Objective → How many lines in the records below contain the word "structure"? Answer with the number alone.

Saved entries:
-- BEGIN --
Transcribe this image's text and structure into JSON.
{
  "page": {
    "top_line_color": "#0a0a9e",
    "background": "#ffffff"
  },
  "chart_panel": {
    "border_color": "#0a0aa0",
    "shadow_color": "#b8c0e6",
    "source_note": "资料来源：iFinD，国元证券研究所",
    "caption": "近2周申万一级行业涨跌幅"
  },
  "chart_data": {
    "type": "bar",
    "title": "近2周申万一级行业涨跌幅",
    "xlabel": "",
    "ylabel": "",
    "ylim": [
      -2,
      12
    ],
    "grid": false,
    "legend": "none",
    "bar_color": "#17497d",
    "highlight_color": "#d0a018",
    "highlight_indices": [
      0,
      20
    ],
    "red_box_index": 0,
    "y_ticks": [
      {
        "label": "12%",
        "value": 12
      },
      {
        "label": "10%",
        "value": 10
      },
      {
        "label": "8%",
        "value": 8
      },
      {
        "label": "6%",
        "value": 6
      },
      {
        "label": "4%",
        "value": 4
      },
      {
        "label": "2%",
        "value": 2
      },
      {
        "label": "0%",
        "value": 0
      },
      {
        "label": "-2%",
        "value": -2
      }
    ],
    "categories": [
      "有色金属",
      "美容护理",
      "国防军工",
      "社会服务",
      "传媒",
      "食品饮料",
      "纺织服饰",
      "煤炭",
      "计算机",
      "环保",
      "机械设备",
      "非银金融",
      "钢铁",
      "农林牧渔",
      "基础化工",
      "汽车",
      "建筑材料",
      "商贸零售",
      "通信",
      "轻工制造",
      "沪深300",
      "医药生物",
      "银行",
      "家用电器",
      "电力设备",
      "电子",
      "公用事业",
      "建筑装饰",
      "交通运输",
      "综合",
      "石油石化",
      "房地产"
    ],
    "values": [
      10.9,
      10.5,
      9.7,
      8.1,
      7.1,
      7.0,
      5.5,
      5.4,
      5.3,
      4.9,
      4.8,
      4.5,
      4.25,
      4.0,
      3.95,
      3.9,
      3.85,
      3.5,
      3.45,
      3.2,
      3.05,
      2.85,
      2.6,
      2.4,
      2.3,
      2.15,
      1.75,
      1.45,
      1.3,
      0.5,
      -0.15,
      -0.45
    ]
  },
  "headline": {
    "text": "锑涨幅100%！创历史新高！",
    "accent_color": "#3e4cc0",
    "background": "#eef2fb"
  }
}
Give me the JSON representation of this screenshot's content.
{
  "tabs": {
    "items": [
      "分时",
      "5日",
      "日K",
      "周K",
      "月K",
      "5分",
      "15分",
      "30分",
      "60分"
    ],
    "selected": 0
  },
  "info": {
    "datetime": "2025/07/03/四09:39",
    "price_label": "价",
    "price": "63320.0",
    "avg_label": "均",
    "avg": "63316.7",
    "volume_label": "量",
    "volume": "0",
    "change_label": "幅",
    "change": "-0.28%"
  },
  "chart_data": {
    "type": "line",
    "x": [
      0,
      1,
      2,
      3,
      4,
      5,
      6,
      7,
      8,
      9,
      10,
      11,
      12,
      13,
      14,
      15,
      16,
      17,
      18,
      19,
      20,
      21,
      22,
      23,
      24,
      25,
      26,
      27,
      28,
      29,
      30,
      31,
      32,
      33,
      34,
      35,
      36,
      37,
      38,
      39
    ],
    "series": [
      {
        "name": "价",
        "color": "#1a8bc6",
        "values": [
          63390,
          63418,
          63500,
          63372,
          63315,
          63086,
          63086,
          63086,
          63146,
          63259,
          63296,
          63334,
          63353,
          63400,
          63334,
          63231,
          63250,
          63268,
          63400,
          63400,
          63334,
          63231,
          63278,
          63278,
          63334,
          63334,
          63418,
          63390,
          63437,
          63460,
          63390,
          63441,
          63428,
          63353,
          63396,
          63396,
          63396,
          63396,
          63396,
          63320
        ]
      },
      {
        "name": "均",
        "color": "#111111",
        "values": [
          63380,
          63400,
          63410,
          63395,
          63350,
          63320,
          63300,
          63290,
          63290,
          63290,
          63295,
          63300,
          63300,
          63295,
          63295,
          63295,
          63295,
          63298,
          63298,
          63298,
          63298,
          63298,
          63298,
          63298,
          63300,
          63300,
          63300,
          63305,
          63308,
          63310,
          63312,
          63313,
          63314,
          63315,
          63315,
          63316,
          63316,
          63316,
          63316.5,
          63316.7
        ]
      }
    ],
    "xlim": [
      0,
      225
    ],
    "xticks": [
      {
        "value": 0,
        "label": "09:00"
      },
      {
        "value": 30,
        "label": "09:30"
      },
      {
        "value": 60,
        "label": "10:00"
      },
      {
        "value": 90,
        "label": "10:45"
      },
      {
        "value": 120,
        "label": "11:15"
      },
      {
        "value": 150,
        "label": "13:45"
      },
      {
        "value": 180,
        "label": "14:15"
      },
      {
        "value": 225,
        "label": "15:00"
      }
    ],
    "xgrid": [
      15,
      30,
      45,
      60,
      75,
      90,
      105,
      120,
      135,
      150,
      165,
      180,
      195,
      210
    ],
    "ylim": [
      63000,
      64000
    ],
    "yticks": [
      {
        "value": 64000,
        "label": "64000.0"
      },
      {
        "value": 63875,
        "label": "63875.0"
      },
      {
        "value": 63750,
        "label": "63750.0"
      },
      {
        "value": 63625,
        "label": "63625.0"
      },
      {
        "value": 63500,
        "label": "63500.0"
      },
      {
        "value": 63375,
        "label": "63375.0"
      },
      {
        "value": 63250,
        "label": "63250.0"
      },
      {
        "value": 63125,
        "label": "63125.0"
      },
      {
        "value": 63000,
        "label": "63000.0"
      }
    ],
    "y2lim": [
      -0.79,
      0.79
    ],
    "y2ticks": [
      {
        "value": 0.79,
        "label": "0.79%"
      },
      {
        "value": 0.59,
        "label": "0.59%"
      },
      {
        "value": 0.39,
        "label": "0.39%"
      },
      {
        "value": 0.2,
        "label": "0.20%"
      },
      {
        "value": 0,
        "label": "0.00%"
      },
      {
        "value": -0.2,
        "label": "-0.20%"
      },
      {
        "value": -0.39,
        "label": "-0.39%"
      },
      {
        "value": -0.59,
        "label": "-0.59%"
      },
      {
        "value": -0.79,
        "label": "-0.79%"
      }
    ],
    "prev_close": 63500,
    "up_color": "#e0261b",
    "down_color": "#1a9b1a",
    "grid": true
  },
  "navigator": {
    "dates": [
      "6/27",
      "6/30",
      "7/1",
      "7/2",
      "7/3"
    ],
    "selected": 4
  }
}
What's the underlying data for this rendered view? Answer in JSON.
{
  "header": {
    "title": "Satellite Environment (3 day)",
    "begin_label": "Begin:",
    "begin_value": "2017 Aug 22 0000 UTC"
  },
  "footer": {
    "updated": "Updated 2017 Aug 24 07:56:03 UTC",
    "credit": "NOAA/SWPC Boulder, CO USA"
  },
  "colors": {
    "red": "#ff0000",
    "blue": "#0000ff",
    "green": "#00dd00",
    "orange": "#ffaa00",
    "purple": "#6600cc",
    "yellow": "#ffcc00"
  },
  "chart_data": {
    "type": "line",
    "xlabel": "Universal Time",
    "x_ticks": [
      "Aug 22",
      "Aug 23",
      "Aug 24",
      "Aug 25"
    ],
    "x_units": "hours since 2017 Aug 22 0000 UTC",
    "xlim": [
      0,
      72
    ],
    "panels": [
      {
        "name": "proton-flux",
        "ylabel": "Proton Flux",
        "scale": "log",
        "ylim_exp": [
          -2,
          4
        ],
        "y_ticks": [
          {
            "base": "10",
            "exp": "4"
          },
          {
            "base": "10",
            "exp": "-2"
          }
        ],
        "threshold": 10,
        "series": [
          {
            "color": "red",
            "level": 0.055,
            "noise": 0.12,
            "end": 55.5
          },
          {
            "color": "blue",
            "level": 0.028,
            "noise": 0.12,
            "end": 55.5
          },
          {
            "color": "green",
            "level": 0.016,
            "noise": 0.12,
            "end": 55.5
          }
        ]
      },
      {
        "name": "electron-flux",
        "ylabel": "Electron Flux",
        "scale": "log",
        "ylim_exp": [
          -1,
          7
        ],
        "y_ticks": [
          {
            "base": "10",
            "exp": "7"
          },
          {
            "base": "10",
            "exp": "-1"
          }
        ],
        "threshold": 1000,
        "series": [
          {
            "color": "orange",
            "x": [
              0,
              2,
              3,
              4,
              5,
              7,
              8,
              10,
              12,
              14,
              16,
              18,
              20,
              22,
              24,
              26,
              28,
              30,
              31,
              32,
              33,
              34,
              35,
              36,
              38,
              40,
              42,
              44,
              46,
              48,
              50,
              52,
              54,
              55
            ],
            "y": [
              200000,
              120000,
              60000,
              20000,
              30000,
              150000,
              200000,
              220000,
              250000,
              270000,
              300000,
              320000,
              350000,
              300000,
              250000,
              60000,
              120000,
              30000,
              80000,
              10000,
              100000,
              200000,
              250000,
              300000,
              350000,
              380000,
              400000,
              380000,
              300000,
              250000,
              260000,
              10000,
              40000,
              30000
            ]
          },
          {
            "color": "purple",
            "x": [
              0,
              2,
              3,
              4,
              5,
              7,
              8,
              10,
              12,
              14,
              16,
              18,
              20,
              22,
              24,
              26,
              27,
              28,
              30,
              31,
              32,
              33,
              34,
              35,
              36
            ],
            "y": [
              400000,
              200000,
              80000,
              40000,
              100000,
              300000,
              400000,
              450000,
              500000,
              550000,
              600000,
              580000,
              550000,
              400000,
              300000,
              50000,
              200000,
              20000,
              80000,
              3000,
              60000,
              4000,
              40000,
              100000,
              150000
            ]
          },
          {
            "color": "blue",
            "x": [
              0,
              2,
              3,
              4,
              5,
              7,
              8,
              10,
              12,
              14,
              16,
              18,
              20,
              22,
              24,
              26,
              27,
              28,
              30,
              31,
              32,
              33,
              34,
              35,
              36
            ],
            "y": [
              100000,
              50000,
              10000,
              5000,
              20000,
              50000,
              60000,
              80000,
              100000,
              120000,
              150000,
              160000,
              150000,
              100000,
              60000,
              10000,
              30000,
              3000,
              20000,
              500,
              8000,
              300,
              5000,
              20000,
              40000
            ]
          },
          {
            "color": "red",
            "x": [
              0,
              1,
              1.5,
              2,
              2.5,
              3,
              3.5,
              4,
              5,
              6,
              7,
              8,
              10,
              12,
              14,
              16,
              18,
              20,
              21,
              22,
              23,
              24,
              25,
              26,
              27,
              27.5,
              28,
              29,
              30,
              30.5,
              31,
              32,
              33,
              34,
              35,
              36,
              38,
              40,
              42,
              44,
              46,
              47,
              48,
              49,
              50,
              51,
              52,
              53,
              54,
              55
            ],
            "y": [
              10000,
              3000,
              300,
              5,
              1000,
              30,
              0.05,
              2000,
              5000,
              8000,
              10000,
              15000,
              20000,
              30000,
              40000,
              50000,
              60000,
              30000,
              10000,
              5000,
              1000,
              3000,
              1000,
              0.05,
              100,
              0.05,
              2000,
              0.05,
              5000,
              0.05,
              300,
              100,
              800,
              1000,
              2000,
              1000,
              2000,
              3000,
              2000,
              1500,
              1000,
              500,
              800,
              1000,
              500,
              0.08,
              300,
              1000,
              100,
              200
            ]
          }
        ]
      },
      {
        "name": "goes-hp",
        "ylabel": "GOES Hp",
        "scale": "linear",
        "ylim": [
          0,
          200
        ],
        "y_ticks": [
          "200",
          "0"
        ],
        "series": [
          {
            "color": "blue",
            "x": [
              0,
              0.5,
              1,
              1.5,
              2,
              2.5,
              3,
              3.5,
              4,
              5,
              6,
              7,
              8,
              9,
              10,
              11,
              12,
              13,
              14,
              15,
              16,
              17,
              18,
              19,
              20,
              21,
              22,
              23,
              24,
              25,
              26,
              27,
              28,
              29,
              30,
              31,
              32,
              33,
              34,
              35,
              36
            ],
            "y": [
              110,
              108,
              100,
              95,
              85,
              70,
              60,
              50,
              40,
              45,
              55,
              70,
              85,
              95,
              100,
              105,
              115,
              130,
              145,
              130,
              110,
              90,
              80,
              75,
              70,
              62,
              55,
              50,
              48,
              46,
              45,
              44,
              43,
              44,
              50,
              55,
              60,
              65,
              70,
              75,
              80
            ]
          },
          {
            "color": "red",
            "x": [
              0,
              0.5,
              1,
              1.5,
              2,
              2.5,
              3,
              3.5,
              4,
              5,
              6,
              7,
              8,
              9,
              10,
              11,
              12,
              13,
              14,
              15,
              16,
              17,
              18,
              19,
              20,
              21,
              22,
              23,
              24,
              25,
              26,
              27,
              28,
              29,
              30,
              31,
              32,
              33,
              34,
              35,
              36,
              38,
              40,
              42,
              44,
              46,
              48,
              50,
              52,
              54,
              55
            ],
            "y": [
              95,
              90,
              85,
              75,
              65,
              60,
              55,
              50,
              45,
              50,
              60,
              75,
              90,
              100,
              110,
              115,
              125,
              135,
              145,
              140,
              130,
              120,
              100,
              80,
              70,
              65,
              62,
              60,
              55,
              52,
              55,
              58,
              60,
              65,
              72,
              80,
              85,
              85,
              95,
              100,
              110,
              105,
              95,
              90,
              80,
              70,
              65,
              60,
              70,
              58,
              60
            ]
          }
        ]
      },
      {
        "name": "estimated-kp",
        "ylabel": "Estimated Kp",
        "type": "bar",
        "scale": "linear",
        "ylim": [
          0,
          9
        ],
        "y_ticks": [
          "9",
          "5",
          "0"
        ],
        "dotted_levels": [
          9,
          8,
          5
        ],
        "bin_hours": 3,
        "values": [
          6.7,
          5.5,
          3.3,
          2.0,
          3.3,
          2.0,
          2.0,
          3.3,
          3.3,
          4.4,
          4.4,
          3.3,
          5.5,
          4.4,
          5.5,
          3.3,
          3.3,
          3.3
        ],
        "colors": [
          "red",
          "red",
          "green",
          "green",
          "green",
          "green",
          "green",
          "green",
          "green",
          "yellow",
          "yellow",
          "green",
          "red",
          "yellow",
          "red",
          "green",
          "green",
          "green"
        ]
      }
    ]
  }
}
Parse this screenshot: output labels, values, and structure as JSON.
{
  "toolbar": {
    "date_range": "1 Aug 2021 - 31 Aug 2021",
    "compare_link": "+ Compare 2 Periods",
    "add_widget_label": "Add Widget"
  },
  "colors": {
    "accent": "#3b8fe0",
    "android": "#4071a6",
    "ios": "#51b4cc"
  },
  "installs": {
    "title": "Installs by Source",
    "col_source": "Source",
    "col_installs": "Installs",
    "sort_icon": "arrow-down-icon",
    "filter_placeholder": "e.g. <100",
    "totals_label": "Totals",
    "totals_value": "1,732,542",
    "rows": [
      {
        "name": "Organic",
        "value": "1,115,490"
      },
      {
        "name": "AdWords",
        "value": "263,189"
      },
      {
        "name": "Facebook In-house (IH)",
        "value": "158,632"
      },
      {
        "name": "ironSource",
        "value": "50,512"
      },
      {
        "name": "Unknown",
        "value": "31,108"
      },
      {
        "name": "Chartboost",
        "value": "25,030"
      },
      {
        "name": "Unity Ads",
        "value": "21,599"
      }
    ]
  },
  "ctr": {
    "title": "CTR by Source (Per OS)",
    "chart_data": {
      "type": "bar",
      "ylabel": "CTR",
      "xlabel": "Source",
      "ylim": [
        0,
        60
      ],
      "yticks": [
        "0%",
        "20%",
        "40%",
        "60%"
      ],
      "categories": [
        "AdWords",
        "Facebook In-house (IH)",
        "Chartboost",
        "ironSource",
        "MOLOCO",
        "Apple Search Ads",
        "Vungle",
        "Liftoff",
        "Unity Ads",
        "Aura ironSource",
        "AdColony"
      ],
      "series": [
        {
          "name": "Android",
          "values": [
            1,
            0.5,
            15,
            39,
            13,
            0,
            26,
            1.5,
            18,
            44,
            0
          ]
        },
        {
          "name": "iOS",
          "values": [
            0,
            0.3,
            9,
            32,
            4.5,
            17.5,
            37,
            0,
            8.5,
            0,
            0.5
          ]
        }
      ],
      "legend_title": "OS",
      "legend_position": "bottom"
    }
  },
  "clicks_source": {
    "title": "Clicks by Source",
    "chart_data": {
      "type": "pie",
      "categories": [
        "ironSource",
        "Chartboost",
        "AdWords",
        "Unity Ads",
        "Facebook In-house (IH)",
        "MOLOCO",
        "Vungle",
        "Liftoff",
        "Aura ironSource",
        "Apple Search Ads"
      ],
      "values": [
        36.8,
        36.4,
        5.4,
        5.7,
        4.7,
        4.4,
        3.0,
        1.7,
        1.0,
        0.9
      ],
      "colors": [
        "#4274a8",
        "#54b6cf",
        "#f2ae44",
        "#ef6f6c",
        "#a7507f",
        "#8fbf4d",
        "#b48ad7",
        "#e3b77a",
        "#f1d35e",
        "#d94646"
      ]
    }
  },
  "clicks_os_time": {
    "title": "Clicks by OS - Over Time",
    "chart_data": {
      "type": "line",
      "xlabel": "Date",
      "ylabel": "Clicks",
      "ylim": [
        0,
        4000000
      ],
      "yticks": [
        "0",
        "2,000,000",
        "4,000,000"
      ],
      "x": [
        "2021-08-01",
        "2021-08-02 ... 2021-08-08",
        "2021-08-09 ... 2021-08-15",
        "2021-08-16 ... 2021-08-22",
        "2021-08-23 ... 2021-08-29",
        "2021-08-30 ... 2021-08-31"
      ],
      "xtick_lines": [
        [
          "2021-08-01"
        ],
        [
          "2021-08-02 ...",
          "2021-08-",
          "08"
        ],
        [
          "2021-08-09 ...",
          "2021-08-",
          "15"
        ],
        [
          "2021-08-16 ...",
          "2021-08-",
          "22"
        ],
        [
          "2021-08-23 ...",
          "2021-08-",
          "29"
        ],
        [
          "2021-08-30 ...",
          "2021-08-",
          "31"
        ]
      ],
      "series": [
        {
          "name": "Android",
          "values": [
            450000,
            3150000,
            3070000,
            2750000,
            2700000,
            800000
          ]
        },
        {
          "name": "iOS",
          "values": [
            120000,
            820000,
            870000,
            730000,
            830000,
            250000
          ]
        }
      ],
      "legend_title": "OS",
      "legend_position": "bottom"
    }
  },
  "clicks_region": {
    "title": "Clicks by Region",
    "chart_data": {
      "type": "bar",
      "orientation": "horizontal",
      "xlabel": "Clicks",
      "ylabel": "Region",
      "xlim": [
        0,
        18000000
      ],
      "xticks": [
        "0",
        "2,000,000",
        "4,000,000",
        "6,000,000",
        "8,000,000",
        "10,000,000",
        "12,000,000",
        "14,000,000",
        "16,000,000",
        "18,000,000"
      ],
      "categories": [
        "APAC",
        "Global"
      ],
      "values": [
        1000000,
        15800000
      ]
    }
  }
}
-- END --
Task answer → 2